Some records
++++++++++

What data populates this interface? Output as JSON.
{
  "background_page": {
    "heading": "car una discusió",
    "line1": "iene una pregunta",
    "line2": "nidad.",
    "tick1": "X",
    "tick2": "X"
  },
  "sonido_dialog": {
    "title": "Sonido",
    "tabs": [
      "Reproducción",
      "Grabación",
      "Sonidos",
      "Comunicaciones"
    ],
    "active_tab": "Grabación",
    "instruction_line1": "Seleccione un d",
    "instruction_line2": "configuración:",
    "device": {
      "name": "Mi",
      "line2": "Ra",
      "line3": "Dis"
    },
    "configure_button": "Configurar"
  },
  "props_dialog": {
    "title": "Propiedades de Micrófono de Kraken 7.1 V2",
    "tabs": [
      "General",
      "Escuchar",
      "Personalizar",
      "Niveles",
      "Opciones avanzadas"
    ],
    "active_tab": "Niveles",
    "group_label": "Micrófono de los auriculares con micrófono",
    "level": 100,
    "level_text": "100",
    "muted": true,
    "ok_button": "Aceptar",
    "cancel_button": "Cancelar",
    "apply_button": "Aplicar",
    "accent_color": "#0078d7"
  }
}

++++++++++

Reproduce every entry shown above, precisely as it stands.

What data populates this interface? Output as JSON.
{
  "background_page": {
    "heading": "car una discusió",
    "line1": "iene una pregunta",
    "line2": "nidad.",
    "tick1": "X",
    "tick2": "X"
  },
  "sonido_dialog": {
    "title": "Sonido",
    "tabs": [
      "Reproducción",
      "Grabación",
      "Sonidos",
      "Comunicaciones"
    ],
    "active_tab": "Grabación",
    "instruction_line1": "Seleccione un d",
    "instruction_line2": "configuración:",
    "device": {
      "name": "Mi",
      "line2": "Ra",
      "line3": "Dis"
    },
    "configure_button": "Configurar"
  },
  "props_dialog": {
    "title": "Propiedades de Micrófono de Kraken 7.1 V2",
    "tabs": [
      "General",
      "Escuchar",
      "Personalizar",
      "Niveles",
      "Opciones avanzadas"
    ],
    "active_tab": "Niveles",
    "group_label": "Micrófono de los auriculares con micrófono",
    "level": 100,
    "level_text": "100",
    "muted": true,
    "ok_button": "Aceptar",
    "cancel_button": "Cancelar",
    "apply_button": "Aplicar",
    "accent_color": "#0078d7"
  }
}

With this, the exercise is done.